> Written request:
All lines below must be repeated exactly, with the pictures omitted.

> Data lines:
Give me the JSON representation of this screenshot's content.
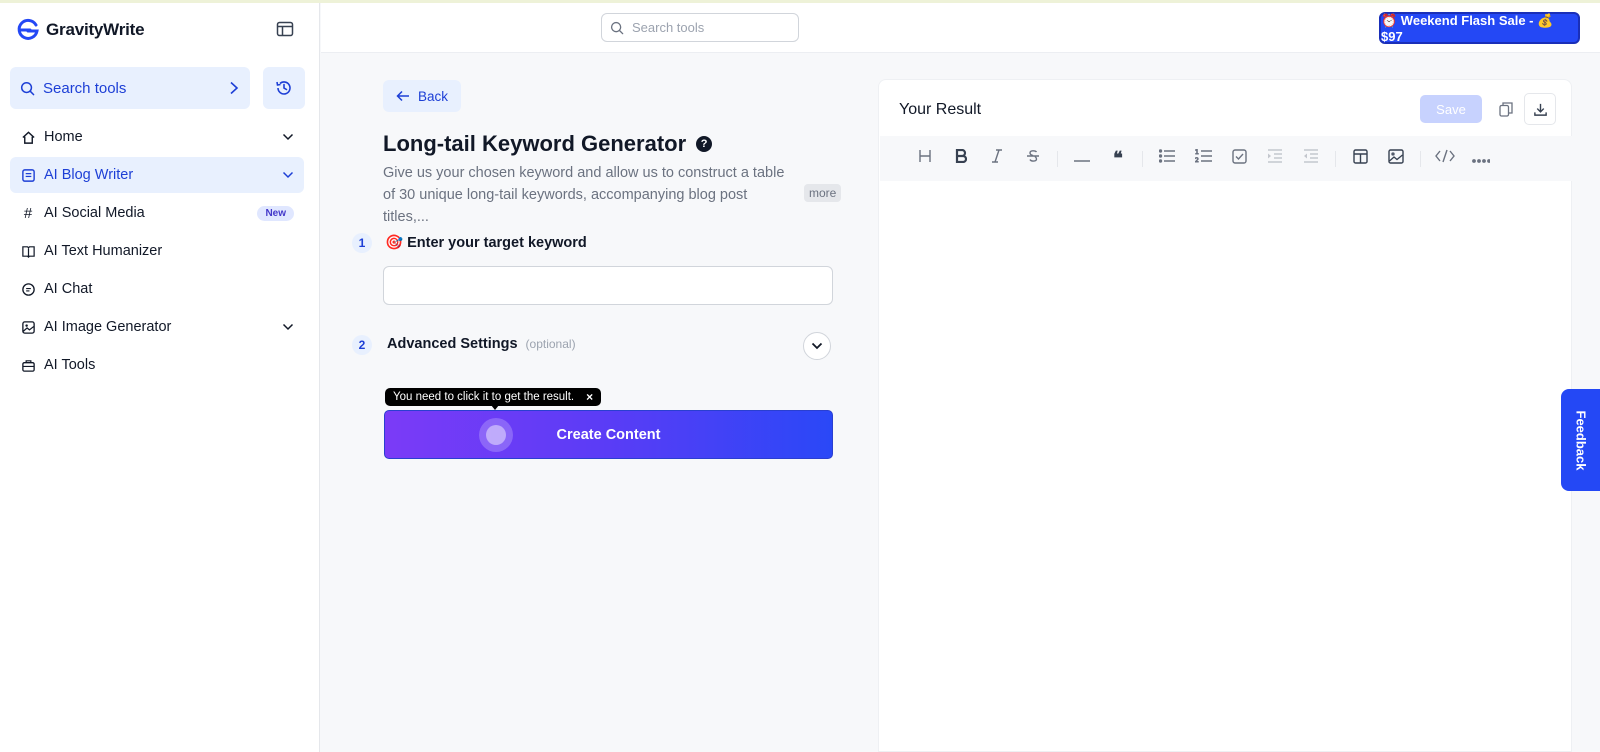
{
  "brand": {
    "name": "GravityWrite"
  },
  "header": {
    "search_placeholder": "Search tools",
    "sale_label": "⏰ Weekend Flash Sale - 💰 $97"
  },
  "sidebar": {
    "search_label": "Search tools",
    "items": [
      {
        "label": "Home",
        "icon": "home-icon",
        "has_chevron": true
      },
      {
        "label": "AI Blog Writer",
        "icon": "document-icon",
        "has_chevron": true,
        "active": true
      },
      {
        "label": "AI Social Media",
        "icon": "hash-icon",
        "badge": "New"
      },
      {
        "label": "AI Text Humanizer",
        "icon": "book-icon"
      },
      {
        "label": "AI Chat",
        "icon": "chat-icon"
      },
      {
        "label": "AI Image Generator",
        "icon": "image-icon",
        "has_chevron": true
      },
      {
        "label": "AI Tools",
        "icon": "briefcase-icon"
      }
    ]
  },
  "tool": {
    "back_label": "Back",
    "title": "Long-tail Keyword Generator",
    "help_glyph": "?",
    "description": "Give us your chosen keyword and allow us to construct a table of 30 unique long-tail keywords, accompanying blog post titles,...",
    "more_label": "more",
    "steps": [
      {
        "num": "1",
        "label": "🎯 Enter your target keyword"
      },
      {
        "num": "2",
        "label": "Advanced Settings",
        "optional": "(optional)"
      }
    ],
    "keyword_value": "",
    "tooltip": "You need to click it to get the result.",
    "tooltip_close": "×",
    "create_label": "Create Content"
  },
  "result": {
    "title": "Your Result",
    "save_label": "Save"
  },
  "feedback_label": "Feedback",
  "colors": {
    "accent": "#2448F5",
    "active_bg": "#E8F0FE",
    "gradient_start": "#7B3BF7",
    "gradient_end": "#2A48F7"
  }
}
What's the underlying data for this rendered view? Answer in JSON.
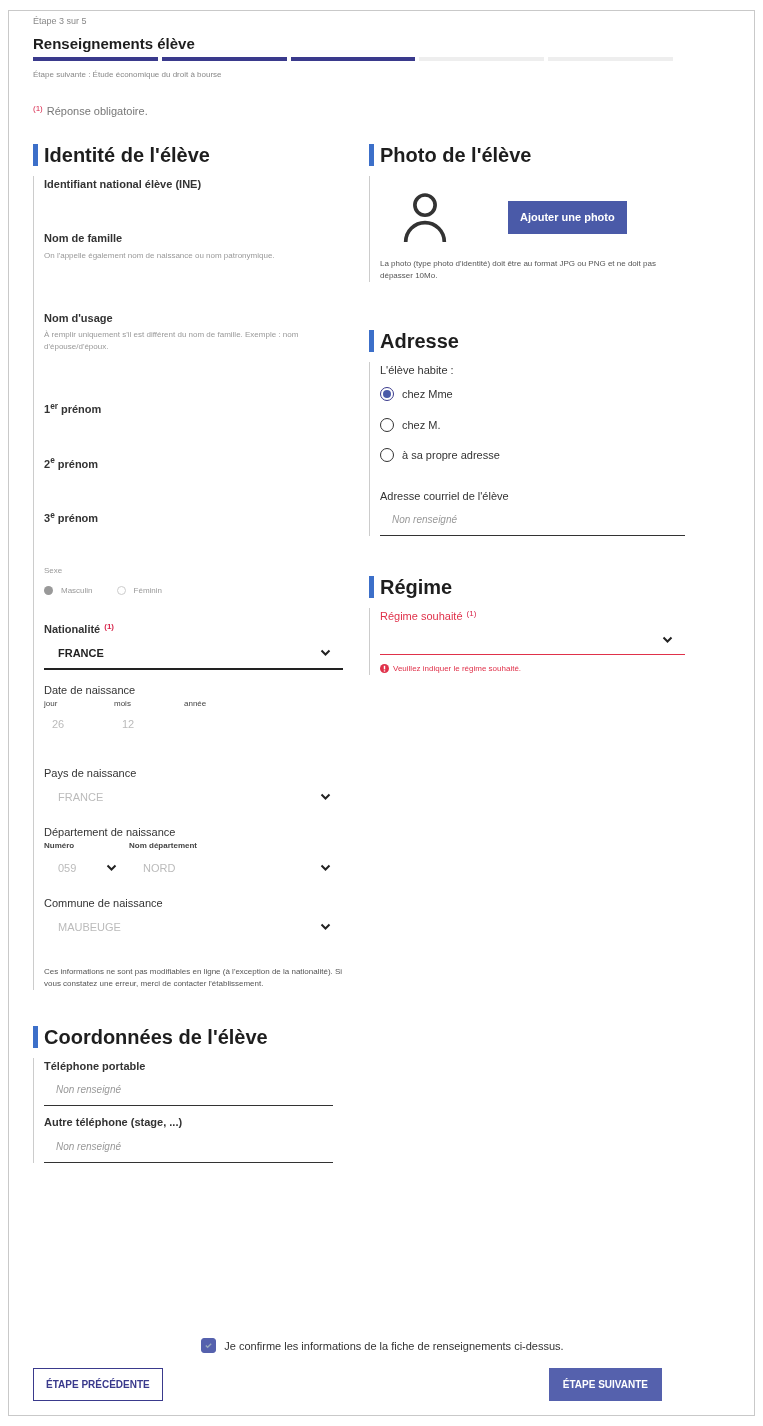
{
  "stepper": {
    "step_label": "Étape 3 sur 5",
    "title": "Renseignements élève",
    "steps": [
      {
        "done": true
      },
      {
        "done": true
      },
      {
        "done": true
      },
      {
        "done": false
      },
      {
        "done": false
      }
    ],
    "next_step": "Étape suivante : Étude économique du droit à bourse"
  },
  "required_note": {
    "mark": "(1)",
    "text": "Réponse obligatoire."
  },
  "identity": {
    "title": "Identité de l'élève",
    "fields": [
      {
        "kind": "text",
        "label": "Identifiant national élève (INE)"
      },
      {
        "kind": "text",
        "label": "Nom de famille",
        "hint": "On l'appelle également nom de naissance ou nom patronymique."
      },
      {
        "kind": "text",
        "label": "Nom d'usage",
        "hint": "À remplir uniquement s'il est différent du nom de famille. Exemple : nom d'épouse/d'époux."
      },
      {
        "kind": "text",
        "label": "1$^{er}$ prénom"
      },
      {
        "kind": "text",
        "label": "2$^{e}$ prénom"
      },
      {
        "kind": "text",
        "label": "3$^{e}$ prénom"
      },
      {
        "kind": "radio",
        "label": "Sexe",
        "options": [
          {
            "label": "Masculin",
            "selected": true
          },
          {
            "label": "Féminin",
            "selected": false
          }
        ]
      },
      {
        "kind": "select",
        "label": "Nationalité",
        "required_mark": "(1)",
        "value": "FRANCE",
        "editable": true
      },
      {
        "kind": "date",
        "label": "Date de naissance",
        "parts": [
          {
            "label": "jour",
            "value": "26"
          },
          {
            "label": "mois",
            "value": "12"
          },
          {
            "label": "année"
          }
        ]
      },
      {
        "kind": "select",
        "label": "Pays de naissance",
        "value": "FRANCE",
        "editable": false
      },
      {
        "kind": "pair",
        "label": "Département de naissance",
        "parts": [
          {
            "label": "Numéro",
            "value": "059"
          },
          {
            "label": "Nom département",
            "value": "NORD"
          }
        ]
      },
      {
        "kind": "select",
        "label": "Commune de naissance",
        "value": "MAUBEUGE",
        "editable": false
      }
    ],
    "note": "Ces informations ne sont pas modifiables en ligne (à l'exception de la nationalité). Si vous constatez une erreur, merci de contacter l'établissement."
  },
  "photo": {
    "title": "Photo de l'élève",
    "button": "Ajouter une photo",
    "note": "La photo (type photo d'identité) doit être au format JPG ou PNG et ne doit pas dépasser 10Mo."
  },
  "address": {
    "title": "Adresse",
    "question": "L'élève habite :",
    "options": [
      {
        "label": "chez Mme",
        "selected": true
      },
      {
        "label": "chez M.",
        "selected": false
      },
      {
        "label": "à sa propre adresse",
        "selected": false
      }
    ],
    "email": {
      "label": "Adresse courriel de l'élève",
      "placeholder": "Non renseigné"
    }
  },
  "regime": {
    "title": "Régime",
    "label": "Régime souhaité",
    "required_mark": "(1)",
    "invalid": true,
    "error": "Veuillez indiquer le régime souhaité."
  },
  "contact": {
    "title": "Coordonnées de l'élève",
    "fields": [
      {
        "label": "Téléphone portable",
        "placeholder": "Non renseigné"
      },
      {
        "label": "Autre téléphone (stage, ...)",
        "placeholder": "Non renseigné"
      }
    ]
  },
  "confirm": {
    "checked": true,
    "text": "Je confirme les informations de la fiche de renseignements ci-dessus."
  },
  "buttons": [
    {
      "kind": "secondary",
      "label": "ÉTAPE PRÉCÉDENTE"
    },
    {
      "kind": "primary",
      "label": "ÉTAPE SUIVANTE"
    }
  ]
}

> Answer to this exercise:
Give me the JSON representation of this screenshot's content.
{
  "brand": {
    "name": "GravityWrite"
  },
  "header": {
    "search_placeholder": "Search tools",
    "sale_label": "⏰ Weekend Flash Sale - 💰 $97"
  },
  "sidebar": {
    "search_label": "Search tools",
    "items": [
      {
        "label": "Home",
        "icon": "home-icon",
        "has_chevron": true
      },
      {
        "label": "AI Blog Writer",
        "icon": "document-icon",
        "has_chevron": true,
        "active": true
      },
      {
        "label": "AI Social Media",
        "icon": "hash-icon",
        "badge": "New"
      },
      {
        "label": "AI Text Humanizer",
        "icon": "book-icon"
      },
      {
        "label": "AI Chat",
        "icon": "chat-icon"
      },
      {
        "label": "AI Image Generator",
        "icon": "image-icon",
        "has_chevron": true
      },
      {
        "label": "AI Tools",
        "icon": "briefcase-icon"
      }
    ]
  },
  "tool": {
    "back_label": "Back",
    "title": "Long-tail Keyword Generator",
    "help_glyph": "?",
    "description": "Give us your chosen keyword and allow us to construct a table of 30 unique long-tail keywords, accompanying blog post titles,...",
    "more_label": "more",
    "steps": [
      {
        "num": "1",
        "label": "🎯 Enter your target keyword"
      },
      {
        "num": "2",
        "label": "Advanced Settings",
        "optional": "(optional)"
      }
    ],
    "keyword_value": "",
    "tooltip": "You need to click it to get the result.",
    "tooltip_close": "×",
    "create_label": "Create Content"
  },
  "result": {
    "title": "Your Result",
    "save_label": "Save"
  },
  "feedback_label": "Feedback",
  "colors": {
    "accent": "#2448F5",
    "active_bg": "#E8F0FE",
    "gradient_start": "#7B3BF7",
    "gradient_end": "#2A48F7"
  }
}
What's the underlying data for this rendered view? Answer in JSON.
{
  "stepper": {
    "step_label": "Étape 3 sur 5",
    "title": "Renseignements élève",
    "steps": [
      {
        "done": true
      },
      {
        "done": true
      },
      {
        "done": true
      },
      {
        "done": false
      },
      {
        "done": false
      }
    ],
    "next_step": "Étape suivante : Étude économique du droit à bourse"
  },
  "required_note": {
    "mark": "(1)",
    "text": "Réponse obligatoire."
  },
  "identity": {
    "title": "Identité de l'élève",
    "fields": [
      {
        "kind": "text",
        "label": "Identifiant national élève (INE)"
      },
      {
        "kind": "text",
        "label": "Nom de famille",
        "hint": "On l'appelle également nom de naissance ou nom patronymique."
      },
      {
        "kind": "text",
        "label": "Nom d'usage",
        "hint": "À remplir uniquement s'il est différent du nom de famille. Exemple : nom d'épouse/d'époux."
      },
      {
        "kind": "text",
        "label": "1$^{er}$ prénom"
      },
      {
        "kind": "text",
        "label": "2$^{e}$ prénom"
      },
      {
        "kind": "text",
        "label": "3$^{e}$ prénom"
      },
      {
        "kind": "radio",
        "label": "Sexe",
        "options": [
          {
            "label": "Masculin",
            "selected": true
          },
          {
            "label": "Féminin",
            "selected": false
          }
        ]
      },
      {
        "kind": "select",
        "label": "Nationalité",
        "required_mark": "(1)",
        "value": "FRANCE",
        "editable": true
      },
      {
        "kind": "date",
        "label": "Date de naissance",
        "parts": [
          {
            "label": "jour",
            "value": "26"
          },
          {
            "label": "mois",
            "value": "12"
          },
          {
            "label": "année"
          }
        ]
      },
      {
        "kind": "select",
        "label": "Pays de naissance",
        "value": "FRANCE",
        "editable": false
      },
      {
        "kind": "pair",
        "label": "Département de naissance",
        "parts": [
          {
            "label": "Numéro",
            "value": "059"
          },
          {
            "label": "Nom département",
            "value": "NORD"
          }
        ]
      },
      {
        "kind": "select",
        "label": "Commune de naissance",
        "value": "MAUBEUGE",
        "editable": false
      }
    ],
    "note": "Ces informations ne sont pas modifiables en ligne (à l'exception de la nationalité). Si vous constatez une erreur, merci de contacter l'établissement."
  },
  "photo": {
    "title": "Photo de l'élève",
    "button": "Ajouter une photo",
    "note": "La photo (type photo d'identité) doit être au format JPG ou PNG et ne doit pas dépasser 10Mo."
  },
  "address": {
    "title": "Adresse",
    "question": "L'élève habite :",
    "options": [
      {
        "label": "chez Mme",
        "selected": true
      },
      {
        "label": "chez M.",
        "selected": false
      },
      {
        "label": "à sa propre adresse",
        "selected": false
      }
    ],
    "email": {
      "label": "Adresse courriel de l'élève",
      "placeholder": "Non renseigné"
    }
  },
  "regime": {
    "title": "Régime",
    "label": "Régime souhaité",
    "required_mark": "(1)",
    "invalid": true,
    "error": "Veuillez indiquer le régime souhaité."
  },
  "contact": {
    "title": "Coordonnées de l'élève",
    "fields": [
      {
        "label": "Téléphone portable",
        "placeholder": "Non renseigné"
      },
      {
        "label": "Autre téléphone (stage, ...)",
        "placeholder": "Non renseigné"
      }
    ]
  },
  "confirm": {
    "checked": true,
    "text": "Je confirme les informations de la fiche de renseignements ci-dessus."
  },
  "buttons": [
    {
      "kind": "secondary",
      "label": "ÉTAPE PRÉCÉDENTE"
    },
    {
      "kind": "primary",
      "label": "ÉTAPE SUIVANTE"
    }
  ]
}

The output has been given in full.